--- Begin DATASET EXTRACT ---
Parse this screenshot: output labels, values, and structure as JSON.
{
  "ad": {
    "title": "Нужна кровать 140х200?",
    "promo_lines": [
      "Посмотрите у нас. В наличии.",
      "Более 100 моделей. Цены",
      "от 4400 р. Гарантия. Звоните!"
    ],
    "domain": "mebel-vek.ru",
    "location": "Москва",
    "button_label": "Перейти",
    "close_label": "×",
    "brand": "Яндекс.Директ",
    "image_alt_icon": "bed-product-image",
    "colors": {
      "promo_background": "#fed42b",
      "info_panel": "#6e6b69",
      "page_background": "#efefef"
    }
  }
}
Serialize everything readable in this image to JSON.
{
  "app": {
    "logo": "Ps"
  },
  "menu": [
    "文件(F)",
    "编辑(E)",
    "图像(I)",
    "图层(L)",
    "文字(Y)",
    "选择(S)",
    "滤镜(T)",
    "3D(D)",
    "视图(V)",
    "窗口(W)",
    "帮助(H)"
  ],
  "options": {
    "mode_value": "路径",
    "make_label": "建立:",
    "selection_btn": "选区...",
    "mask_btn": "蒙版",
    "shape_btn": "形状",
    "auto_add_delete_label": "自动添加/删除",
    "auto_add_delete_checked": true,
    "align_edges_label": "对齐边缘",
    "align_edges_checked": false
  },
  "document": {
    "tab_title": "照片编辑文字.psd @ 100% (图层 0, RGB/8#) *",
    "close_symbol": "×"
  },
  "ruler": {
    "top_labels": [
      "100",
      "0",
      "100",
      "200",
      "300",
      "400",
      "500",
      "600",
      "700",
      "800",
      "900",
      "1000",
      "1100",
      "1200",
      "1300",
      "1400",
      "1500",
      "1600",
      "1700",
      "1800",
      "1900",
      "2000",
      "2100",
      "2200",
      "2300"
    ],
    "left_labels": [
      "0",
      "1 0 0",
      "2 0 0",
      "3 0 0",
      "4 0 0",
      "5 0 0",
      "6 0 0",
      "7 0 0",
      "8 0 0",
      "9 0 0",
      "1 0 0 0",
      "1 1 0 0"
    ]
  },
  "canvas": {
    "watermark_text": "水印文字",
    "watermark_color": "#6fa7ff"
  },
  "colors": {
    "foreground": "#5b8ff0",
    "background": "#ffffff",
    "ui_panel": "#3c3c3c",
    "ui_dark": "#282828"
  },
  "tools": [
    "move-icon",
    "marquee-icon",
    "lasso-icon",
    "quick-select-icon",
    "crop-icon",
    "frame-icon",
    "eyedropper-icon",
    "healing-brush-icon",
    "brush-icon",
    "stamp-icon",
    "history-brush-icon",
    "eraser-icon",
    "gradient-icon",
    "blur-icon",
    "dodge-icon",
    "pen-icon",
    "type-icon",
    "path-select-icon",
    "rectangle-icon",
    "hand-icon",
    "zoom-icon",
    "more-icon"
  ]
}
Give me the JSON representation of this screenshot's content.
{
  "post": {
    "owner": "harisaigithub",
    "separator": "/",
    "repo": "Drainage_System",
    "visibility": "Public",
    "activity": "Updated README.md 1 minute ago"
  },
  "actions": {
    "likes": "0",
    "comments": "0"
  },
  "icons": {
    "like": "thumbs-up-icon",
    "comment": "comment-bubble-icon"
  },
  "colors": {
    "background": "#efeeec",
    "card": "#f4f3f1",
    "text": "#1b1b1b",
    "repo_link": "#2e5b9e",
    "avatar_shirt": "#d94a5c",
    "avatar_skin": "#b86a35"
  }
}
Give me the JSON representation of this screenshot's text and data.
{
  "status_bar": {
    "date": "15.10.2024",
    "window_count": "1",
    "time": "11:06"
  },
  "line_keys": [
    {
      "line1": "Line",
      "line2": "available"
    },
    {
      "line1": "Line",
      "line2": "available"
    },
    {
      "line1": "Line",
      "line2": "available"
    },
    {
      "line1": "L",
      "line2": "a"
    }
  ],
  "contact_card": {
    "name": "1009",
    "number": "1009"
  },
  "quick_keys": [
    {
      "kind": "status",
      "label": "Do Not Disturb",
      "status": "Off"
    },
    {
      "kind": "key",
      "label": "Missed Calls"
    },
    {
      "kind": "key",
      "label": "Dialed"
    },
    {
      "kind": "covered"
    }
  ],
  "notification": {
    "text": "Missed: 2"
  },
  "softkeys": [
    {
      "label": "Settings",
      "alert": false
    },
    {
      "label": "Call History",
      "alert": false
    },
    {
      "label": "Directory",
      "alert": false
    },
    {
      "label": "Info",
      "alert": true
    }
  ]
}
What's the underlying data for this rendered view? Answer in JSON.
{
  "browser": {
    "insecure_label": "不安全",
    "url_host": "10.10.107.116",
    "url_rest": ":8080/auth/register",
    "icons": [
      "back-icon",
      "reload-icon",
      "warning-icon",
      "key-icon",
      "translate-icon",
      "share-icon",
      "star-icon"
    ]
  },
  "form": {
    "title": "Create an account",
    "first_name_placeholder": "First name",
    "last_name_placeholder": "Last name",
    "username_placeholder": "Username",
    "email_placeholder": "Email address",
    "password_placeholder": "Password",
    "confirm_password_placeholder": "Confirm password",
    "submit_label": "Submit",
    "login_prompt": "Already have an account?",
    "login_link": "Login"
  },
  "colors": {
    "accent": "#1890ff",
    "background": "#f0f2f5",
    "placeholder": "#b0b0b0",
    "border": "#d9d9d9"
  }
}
--- End DATASET EXTRACT ---
### GOAL OF THE EXERCISE
Print all of the entries exactly as they appear.

### EXERCISE SOLUTION
Parse this screenshot: output labels, values, and structure as JSON.
{
  "ad": {
    "title": "Нужна кровать 140х200?",
    "promo_lines": [
      "Посмотрите у нас. В наличии.",
      "Более 100 моделей. Цены",
      "от 4400 р. Гарантия. Звоните!"
    ],
    "domain": "mebel-vek.ru",
    "location": "Москва",
    "button_label": "Перейти",
    "close_label": "×",
    "brand": "Яндекс.Директ",
    "image_alt_icon": "bed-product-image",
    "colors": {
      "promo_background": "#fed42b",
      "info_panel": "#6e6b69",
      "page_background": "#efefef"
    }
  }
}
Serialize everything readable in this image to JSON.
{
  "app": {
    "logo": "Ps"
  },
  "menu": [
    "文件(F)",
    "编辑(E)",
    "图像(I)",
    "图层(L)",
    "文字(Y)",
    "选择(S)",
    "滤镜(T)",
    "3D(D)",
    "视图(V)",
    "窗口(W)",
    "帮助(H)"
  ],
  "options": {
    "mode_value": "路径",
    "make_label": "建立:",
    "selection_btn": "选区...",
    "mask_btn": "蒙版",
    "shape_btn": "形状",
    "auto_add_delete_label": "自动添加/删除",
    "auto_add_delete_checked": true,
    "align_edges_label": "对齐边缘",
    "align_edges_checked": false
  },
  "document": {
    "tab_title": "照片编辑文字.psd @ 100% (图层 0, RGB/8#) *",
    "close_symbol": "×"
  },
  "ruler": {
    "top_labels": [
      "100",
      "0",
      "100",
      "200",
      "300",
      "400",
      "500",
      "600",
      "700",
      "800",
      "900",
      "1000",
      "1100",
      "1200",
      "1300",
      "1400",
      "1500",
      "1600",
      "1700",
      "1800",
      "1900",
      "2000",
      "2100",
      "2200",
      "2300"
    ],
    "left_labels": [
      "0",
      "1 0 0",
      "2 0 0",
      "3 0 0",
      "4 0 0",
      "5 0 0",
      "6 0 0",
      "7 0 0",
      "8 0 0",
      "9 0 0",
      "1 0 0 0",
      "1 1 0 0"
    ]
  },
  "canvas": {
    "watermark_text": "水印文字",
    "watermark_color": "#6fa7ff"
  },
  "colors": {
    "foreground": "#5b8ff0",
    "background": "#ffffff",
    "ui_panel": "#3c3c3c",
    "ui_dark": "#282828"
  },
  "tools": [
    "move-icon",
    "marquee-icon",
    "lasso-icon",
    "quick-select-icon",
    "crop-icon",
    "frame-icon",
    "eyedropper-icon",
    "healing-brush-icon",
    "brush-icon",
    "stamp-icon",
    "history-brush-icon",
    "eraser-icon",
    "gradient-icon",
    "blur-icon",
    "dodge-icon",
    "pen-icon",
    "type-icon",
    "path-select-icon",
    "rectangle-icon",
    "hand-icon",
    "zoom-icon",
    "more-icon"
  ]
}
Give me the JSON representation of this screenshot's content.
{
  "post": {
    "owner": "harisaigithub",
    "separator": "/",
    "repo": "Drainage_System",
    "visibility": "Public",
    "activity": "Updated README.md 1 minute ago"
  },
  "actions": {
    "likes": "0",
    "comments": "0"
  },
  "icons": {
    "like": "thumbs-up-icon",
    "comment": "comment-bubble-icon"
  },
  "colors": {
    "background": "#efeeec",
    "card": "#f4f3f1",
    "text": "#1b1b1b",
    "repo_link": "#2e5b9e",
    "avatar_shirt": "#d94a5c",
    "avatar_skin": "#b86a35"
  }
}
Give me the JSON representation of this screenshot's text and data.
{
  "status_bar": {
    "date": "15.10.2024",
    "window_count": "1",
    "time": "11:06"
  },
  "line_keys": [
    {
      "line1": "Line",
      "line2": "available"
    },
    {
      "line1": "Line",
      "line2": "available"
    },
    {
      "line1": "Line",
      "line2": "available"
    },
    {
      "line1": "L",
      "line2": "a"
    }
  ],
  "contact_card": {
    "name": "1009",
    "number": "1009"
  },
  "quick_keys": [
    {
      "kind": "status",
      "label": "Do Not Disturb",
      "status": "Off"
    },
    {
      "kind": "key",
      "label": "Missed Calls"
    },
    {
      "kind": "key",
      "label": "Dialed"
    },
    {
      "kind": "covered"
    }
  ],
  "notification": {
    "text": "Missed: 2"
  },
  "softkeys": [
    {
      "label": "Settings",
      "alert": false
    },
    {
      "label": "Call History",
      "alert": false
    },
    {
      "label": "Directory",
      "alert": false
    },
    {
      "label": "Info",
      "alert": true
    }
  ]
}
What's the underlying data for this rendered view? Answer in JSON.
{
  "browser": {
    "insecure_label": "不安全",
    "url_host": "10.10.107.116",
    "url_rest": ":8080/auth/register",
    "icons": [
      "back-icon",
      "reload-icon",
      "warning-icon",
      "key-icon",
      "translate-icon",
      "share-icon",
      "star-icon"
    ]
  },
  "form": {
    "title": "Create an account",
    "first_name_placeholder": "First name",
    "last_name_placeholder": "Last name",
    "username_placeholder": "Username",
    "email_placeholder": "Email address",
    "password_placeholder": "Password",
    "confirm_password_placeholder": "Confirm password",
    "submit_label": "Submit",
    "login_prompt": "Already have an account?",
    "login_link": "Login"
  },
  "colors": {
    "accent": "#1890ff",
    "background": "#f0f2f5",
    "placeholder": "#b0b0b0",
    "border": "#d9d9d9"
  }
}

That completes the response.